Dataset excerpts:
++++++++

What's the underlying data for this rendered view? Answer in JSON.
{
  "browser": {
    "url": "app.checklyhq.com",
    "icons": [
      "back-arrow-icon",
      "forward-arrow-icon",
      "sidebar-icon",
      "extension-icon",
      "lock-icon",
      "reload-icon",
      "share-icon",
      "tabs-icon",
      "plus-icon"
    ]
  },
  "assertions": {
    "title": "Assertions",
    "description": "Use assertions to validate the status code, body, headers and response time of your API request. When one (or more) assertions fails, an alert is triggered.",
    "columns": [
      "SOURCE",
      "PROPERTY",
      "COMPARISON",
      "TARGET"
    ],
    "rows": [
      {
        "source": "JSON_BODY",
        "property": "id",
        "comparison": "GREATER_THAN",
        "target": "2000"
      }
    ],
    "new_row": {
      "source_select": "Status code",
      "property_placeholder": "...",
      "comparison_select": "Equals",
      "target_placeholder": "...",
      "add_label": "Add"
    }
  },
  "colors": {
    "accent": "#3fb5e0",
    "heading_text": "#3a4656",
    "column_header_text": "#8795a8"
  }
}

++++++++

* TASK *
Please repeat all the records above exactly as they appear.

* RESPONSE TO THIS EXERCISE *
What's the underlying data for this rendered view? Answer in JSON.
{
  "browser": {
    "url": "app.checklyhq.com",
    "icons": [
      "back-arrow-icon",
      "forward-arrow-icon",
      "sidebar-icon",
      "extension-icon",
      "lock-icon",
      "reload-icon",
      "share-icon",
      "tabs-icon",
      "plus-icon"
    ]
  },
  "assertions": {
    "title": "Assertions",
    "description": "Use assertions to validate the status code, body, headers and response time of your API request. When one (or more) assertions fails, an alert is triggered.",
    "columns": [
      "SOURCE",
      "PROPERTY",
      "COMPARISON",
      "TARGET"
    ],
    "rows": [
      {
        "source": "JSON_BODY",
        "property": "id",
        "comparison": "GREATER_THAN",
        "target": "2000"
      }
    ],
    "new_row": {
      "source_select": "Status code",
      "property_placeholder": "...",
      "comparison_select": "Equals",
      "target_placeholder": "...",
      "add_label": "Add"
    }
  },
  "colors": {
    "accent": "#3fb5e0",
    "heading_text": "#3a4656",
    "column_header_text": "#8795a8"
  }
}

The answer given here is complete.